**Goal:** Here are some records; quote them exactly, leaving out the pictures.

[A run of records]

-- Begin --

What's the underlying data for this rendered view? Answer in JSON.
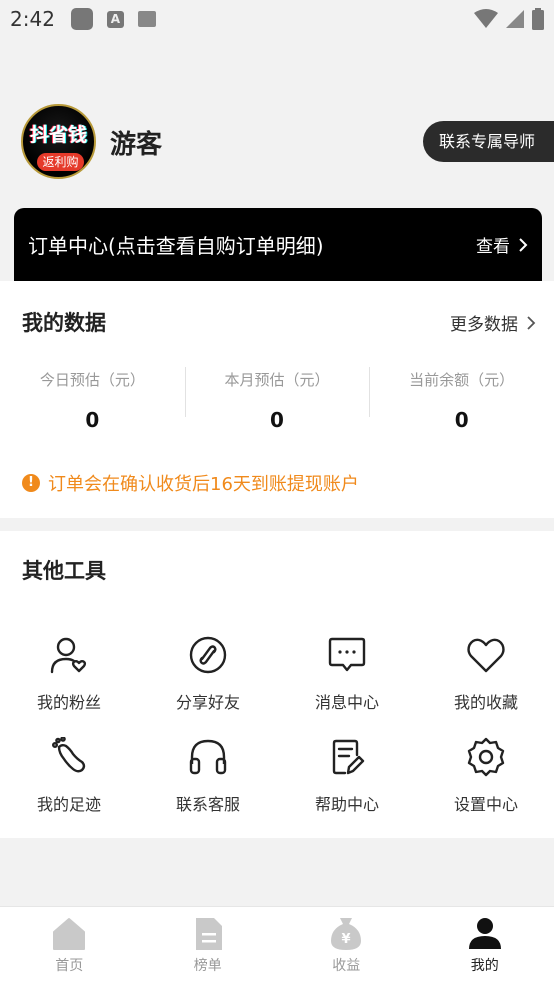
{
  "status_bar": {
    "time": "2:42",
    "a_icon": "A"
  },
  "profile": {
    "avatar_line1": "抖省钱",
    "avatar_line2": "返利购",
    "name": "游客",
    "mentor_button": "联系专属导师"
  },
  "order_bar": {
    "title": "订单中心(点击查看自购订单明细)",
    "view": "查看"
  },
  "my_data": {
    "title": "我的数据",
    "more": "更多数据",
    "stats": [
      {
        "label": "今日预估（元）",
        "value": "0"
      },
      {
        "label": "本月预估（元）",
        "value": "0"
      },
      {
        "label": "当前余额（元）",
        "value": "0"
      }
    ],
    "notice_icon": "!",
    "notice": "订单会在确认收货后16天到账提现账户"
  },
  "tools": {
    "title": "其他工具",
    "items": [
      {
        "label": "我的粉丝",
        "icon": "user-heart-icon"
      },
      {
        "label": "分享好友",
        "icon": "share-link-icon"
      },
      {
        "label": "消息中心",
        "icon": "message-icon"
      },
      {
        "label": "我的收藏",
        "icon": "heart-icon"
      },
      {
        "label": "我的足迹",
        "icon": "footprint-icon"
      },
      {
        "label": "联系客服",
        "icon": "headset-icon"
      },
      {
        "label": "帮助中心",
        "icon": "help-doc-icon"
      },
      {
        "label": "设置中心",
        "icon": "settings-gear-icon"
      }
    ]
  },
  "bottom_nav": {
    "items": [
      {
        "label": "首页",
        "icon": "home-icon"
      },
      {
        "label": "榜单",
        "icon": "list-doc-icon"
      },
      {
        "label": "收益",
        "icon": "money-bag-icon"
      },
      {
        "label": "我的",
        "icon": "person-icon"
      }
    ],
    "active_index": 3
  },
  "colors": {
    "accent_orange": "#f08a1c",
    "order_bar_bg": "#000000",
    "mentor_button_bg": "#2b2b2b"
  }
}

-- End --

**The result:**
What's the underlying data for this rendered view? Answer in JSON.
{
  "status_bar": {
    "time": "2:42",
    "a_icon": "A"
  },
  "profile": {
    "avatar_line1": "抖省钱",
    "avatar_line2": "返利购",
    "name": "游客",
    "mentor_button": "联系专属导师"
  },
  "order_bar": {
    "title": "订单中心(点击查看自购订单明细)",
    "view": "查看"
  },
  "my_data": {
    "title": "我的数据",
    "more": "更多数据",
    "stats": [
      {
        "label": "今日预估（元）",
        "value": "0"
      },
      {
        "label": "本月预估（元）",
        "value": "0"
      },
      {
        "label": "当前余额（元）",
        "value": "0"
      }
    ],
    "notice_icon": "!",
    "notice": "订单会在确认收货后16天到账提现账户"
  },
  "tools": {
    "title": "其他工具",
    "items": [
      {
        "label": "我的粉丝",
        "icon": "user-heart-icon"
      },
      {
        "label": "分享好友",
        "icon": "share-link-icon"
      },
      {
        "label": "消息中心",
        "icon": "message-icon"
      },
      {
        "label": "我的收藏",
        "icon": "heart-icon"
      },
      {
        "label": "我的足迹",
        "icon": "footprint-icon"
      },
      {
        "label": "联系客服",
        "icon": "headset-icon"
      },
      {
        "label": "帮助中心",
        "icon": "help-doc-icon"
      },
      {
        "label": "设置中心",
        "icon": "settings-gear-icon"
      }
    ]
  },
  "bottom_nav": {
    "items": [
      {
        "label": "首页",
        "icon": "home-icon"
      },
      {
        "label": "榜单",
        "icon": "list-doc-icon"
      },
      {
        "label": "收益",
        "icon": "money-bag-icon"
      },
      {
        "label": "我的",
        "icon": "person-icon"
      }
    ],
    "active_index": 3
  },
  "colors": {
    "accent_orange": "#f08a1c",
    "order_bar_bg": "#000000",
    "mentor_button_bg": "#2b2b2b"
  }
}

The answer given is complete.